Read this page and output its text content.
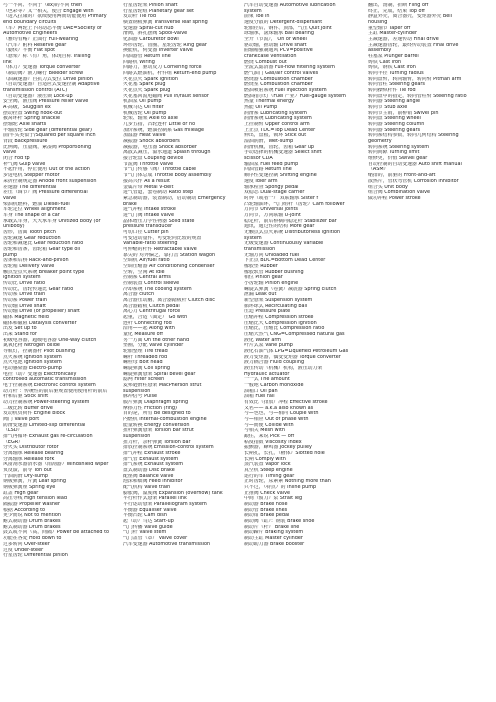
弓一不同、不同于（ex)的不同 then
（色彩等）又一相关，使合 Engage with
（进入拉康的）欲续使用两而切能使用 Primary
end boundary circuits
（车）两轮上下的动态平衡 DAE=Society of
Automotive Engineers
（雅均有鳍）正面行 Full-wearing
（汽车）附料 Reserve gear
（勤快）平衡 Flat spot
（悬架）标（有）角，体现自标 Trailing
link
（体力）变速器 Torque converter
（制动阀）液力螺行 Bleeder screw
（油减速器）自抗力式变位 Drive pinion
（自动变速器）自适应式变速控制 Adaptive
transmission control (ATC)
（自动变速器）液压锁 Lock-up
安全阀，液压阀 Pressure relief valve
A·高级，Sluggish ex
摆动控置 Swing hook-out
被窝环杆 Spring shackle
摆轴轮 Axle shafts
半轴齿轮 Side gear (differential gear)
前/平头类似于/Squared per square inch
背段 Backpressure
比例阀，压量阀，紧凑阀 Proportioning
valve
闭合 Fod tp
补气阀 Gulp valve
不起作用，停止使用 Out of the action
步进电机 Stepper motor
采折控制规定器 Anode front suspension
差速器 The differential
差压（调节）阀 Pressure differential
valve
柴油机燃料，燃油 Diesel-fuel
车轮定位 Wheel alignment
车身 The shape of a car
承载式车身，大大承车身 Unitized body (or
unibody)
齿形，齿面 Tooth pitch
齿轮减速 Gear reduction
齿轮和减速比 Gear reduction ratio
齿轮和齿条，齿轮箱 Gear type oil
pump
齿条和后桥 Rack-and-pinion
齿轮箱 Delivery valve
触点型点火系统 Breaker point type
ignition system
传动比 Drive ratio
传动比，齿轮传递比 Gear ratio
传动系 Drive train
传动系 Power train
传动轴 Drive shaft
传动轴 Drive (or propeller) shaft
磁体 Magnetic field
磁体和磁阻 Datalysis converter
出发 Set up to
出来 Stand for
初级电容器，超级电容器 One-way clutch
氮氧化物 Nitrogen oxide
导航灯，控制器杆 Pilot bushing
点火系统 Ignition system
点火电池 Ignition system
电动感染器 Electro-pump
电控（动）变速器 Electronically
controlled automatic transmission
电子控制系统 Electronic control system
动力杆 ：传统性的前后驱规置使用使用杆的前后
杆和后驱 Stick shift
动力控制系统 Power-steering system
二级比转 Buffer drive
发动机负荷件 Engine block
阀门 Valve port
防滑变速器 Limited-slip differential
（LSD）
排气再循环 Exhaust gas re-circulation
（EGR）
分火头 Distributor rotor
分离轴承 Release bearing
分离轴承 Release fork
风窗刮水器清水器（雨刮器）Windshield wiper
负反馈，前导 Ton out
干油润滑 Dry-sump
钢板弹簧，片簧 Leaf spring
钢板弹簧座 Spring eye
缸盖 High gear
高压导线 High tension lead
隔振器 Propeller washer
根据 According to
更少而说 Not to mention
耐式制动器 Drum brakes
耐式制动器 Drum brakes
鼓式或不同（高，间隔）Power be attached to
功能在各处 Hold down to
过多转向 Over-steer
过度 Under-steer
行星齿轮 Differential pinion
行星齿轮架 Pinion shaft
行星齿轮组 Planetary gear set
发动杆 Tie rod
横置钢板弹簧 Transverse leaf spring
变速器 Spiral-cut hub
滑阀，斜孔摆阀 Spool-valve
化油器 Carburetor bowl
环形齿轮，齿圈，星轮齿轮 Ring gear
换能机，伺变器 Inverter valve
回油器管 Return line
回路机 Wiring
回路力，驱动反力 Cornering force
回路式燃油机，杆件组 Return-end pump
火花点火 Spark ignition
火花塞 Spark plug
火花点火 Spark plug
火花塞回流电磁阀 Pull in/fault sensor
机油泵 Oil pump
机械马达 Oil filter
机械齿轮 Oil pump
轮架、轴架 Axle to axle
几步五指，凸轮连杆 Little or no
加价系统，燃油控制系 Gas mileage
加温器 Heat valve
减振器 Shock absorbers
减振器，电压器 Shock absorber
离散式减压，溢水通道 Splash through
接合轮盘 Coupling device
节流阀 Throttle valve
节气门传感（阀）Throttle cable
节气门体总成 Throttle body assembly
接高兴作 As a result
金属片带 Metal V-belt
进气管道，套卷制动 Ratio step
紧急制动器，装置制动，启动制动 Emergency
brake
进气冲程 Intake stroke
进气门阀 Intake valve
晶体增压力学性物器 Solid state
pressure transducer
可切口径 Cutter pin
可变进动量件，可变轮向比较的规置
Variable-ratio steering
可伸缩的杆件 Retractable valve
靠尖的 对外偏乏，靠打击 Station wagon
空调机 Air/fuel ratio
空调压缩器 Air conditioning condenser
空转，空闲 At idle
控制系 Central arms
控制装置 Control sleeve
冷却系统 The cooling system
离合器 clutch
离合器压动脑，离合器踏板杆 Clutch disc
离合器踏板 Clutch pedal
离心力 Centrifugal force
起重，合适（面定） Go with
连杆 Connecting rod
沿用——起 Along with
量化 Measure off
另一方面 On the other hand
垫圈，分配 Valve cylinder
轮胎整理 Tire tread
螺杆 Threaded rod
螺栓母 Bolt head
螺旋弹簧 Coil spring
螺旋弹簧悬架 Spiral bevel gear
滤网 Filter screen
麦弗逊滑柱悬架 MacPherson strut
suspension
脉冲信号 Pulse
膜片弹簧 Diaphragm spring
摩擦力性 Friction (ring)
目的是，所有 Be designed to
内燃机 Internal-combustion engine
能量转换 Energy conversion
扭杆弹簧悬架 Torsion bar strut
suspension
扭力杆，杂杆弹簧 Torsion bar
排放控制系统 Emission-control system
排气冲程 Exhaust stroke
排气管 Exhaust system
排气系统 Exhaust system
盘式制动器 Disc brake
配座阀 Balance valve
泡沫和细阀 Feed inhibitor
配气机构 Valve train
膨胀阀，温度阀 Expansion (overflow) tank
平行杆作式悬架 Parallel link
平行运动悬架 Parallelogram system
平衡器 Equaliser valve
平衡凸轮 Cam dish
起（动）马达 Start-up
气门传播 Valve guide
气门杆 Valve stem
气门盖管（罩） Valve cover
汽车变速器 Automotive transmission
汽车自动变速器 Automotive lubrication
system
前束 Toe in
速度分散的 Detergent-dispersant
轮胎径后，钢件、顶部，气压 Quit Joint
球轴承，滚珠轴承 Ball bearing
全开（节流）， On or wheel
驱动轴，推动轴 Drive shaft
曲轴箱强制通风 PCV=positive
crankcase ventilation
燃烧 Combust out
全流式滤清器 Full-flow filtering system
燃气油门 Gas/air control valves
燃烧器 Combustion chamber
燃烧室 Combustion chamber
燃油喷射系统 Fuel injection system
燃油指示灯（Fuel 产业）Fuel-gauge system
热量 Thermal energy
热能 Oil Pump
润滑系 Lubricating system
润滑系统 Lubricating system
上控制臂 Upper control arm
上止点 TDC=Top Dead Center
伸出，盘根，锁环 Stick out
湿油润滑，Wet-sump
润滑机械，齿轮，齿箱 Gear up
手动选择的机械变速器 Select shift
scissor CDA
输油泵 Fuel feed pump
回油管路 Return line
顺序性变速控制 Shifting engine
速度 Idler arm
轴承检查 Spongy pedal
双稳态 Dual-stage carrier
时钟（或者一） 双联轴承 Sister f
凸轮轴油环，气门组杆（齿轮）Cam follower
万向节 Universal joints
万向节，万向联轴 U-joint
稳定杆，前后桥横向稳定杆 Stabilizer bar
通讯，通过性的结构 More gear
无触点式点火系统 Distributorless ignition
system
无级变速器 Continuously variable
transmission
无轴万向 Unloaded fuel
下止点 BDC=Bottom Dead Center
橡胶垫 Rubber
橡胶软管 Rubber bushing
相位 Pinion gear
小齿轮轴 Pinion engine
螺旋式弹簧（卷簧）减震器 Spring clutch
泄漏 Leak out
新型悬架 Suspension system
循环球式 Recirculating ball
压迫 Pressure plate
压缩冲程 Compression stroke
压缩比大 Compression ignition
压缩比，压缩比 Compression ratio
压缩天然气 CNG=Compressed natural gas
液化 Water arm
叶片式泵 Vane pump
液化石油气体 LPG=Liquefied Petroleum Gas
液力变矩器，偶变变矩器 Torque converter
液力耦合器 Fluid coupling
液压传动（机械）机构，液压动力架
Hydraulic actuator
一一式 The amount
一般地 Carbon monoxide
油箱口 Oil pan
油箱 Fuel rail
有效比（排放）冲程 Effective stroke
又名—— a.k.a also known as
与—也也，与—相同 Couple with
与—相应 Out of phase with
与—而使 Collide with
与相关 Mesh with
跟住，来说 Pick — off
粘度指数 Viscosity index
振颤器，蜂鸣器 Jockey pulley
长期孔，长孔，（槽体）Slotted hole
长期 Comply with
蒸汽装置 Vapor lock
真空机 Steep engine
运行的车 Timing gear
正时齿轮，尿素素 Nothing more than
只不过，（特点）的 Inline pump
止推阀 Check valve
中间（惯力）泵 Strait leg
制动器 Brake hose
制动管 Brake lines
制动钳 Brake pedal
制动阀（缸）：钢装 Brake shoe
制动片（杆） Brake line
制动蹄片 Braking system
制动主缸 Master cylinder
制动助力器 Brake booster
翻出，剖制，折断 Fling off
终止，完成，结束 Top off
静盒外壳，离合器壳，变矩器外壳 Bell
housing
重型轴节 Taper off
主缸 Master-cylinder
主减速器，差速传动 Final drive
主减速器齿轮，最终传动装置 Final drive
assembly
柱塞泵 Plunger barrel
铸铁 Cast iron
铸铁，钢铁 Cast iron
转向半径 Turning radius
转向盘臂，转向轴臂，转向臂 Pitman arm
转向管柱 Steering gears
转向操纵杆件 Tie rod
转向盘中的指定，转向管柱臂 Steering ratio
转向器 Steering angle
转向节 Stub axle
转向节主销，前桥销 Swivel pin
转向盘 Steering wheel
转向器 Steering column
转向器 Steering gears
转向系结构参数，转向几何结构 Steering
geometry
转向系统 Steering system
转向间隙 Turning limit
维修更，价值 Swivel gear
自动控制的自动变速器 Auto shift manual
（ASM）
缩排的，前驱的 Front-and-aft
散热片，管状弯管机 Corrosion inhibitor
组合头 Unit body
组合阀 Combination valve
做功冲程 Power stroke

-*-*-

▸ Written task
From the listing above, collect each line in which the string "chamber" appears.

▸ Finished task
燃烧器 Combustion chamber
燃烧室 Combustion chamber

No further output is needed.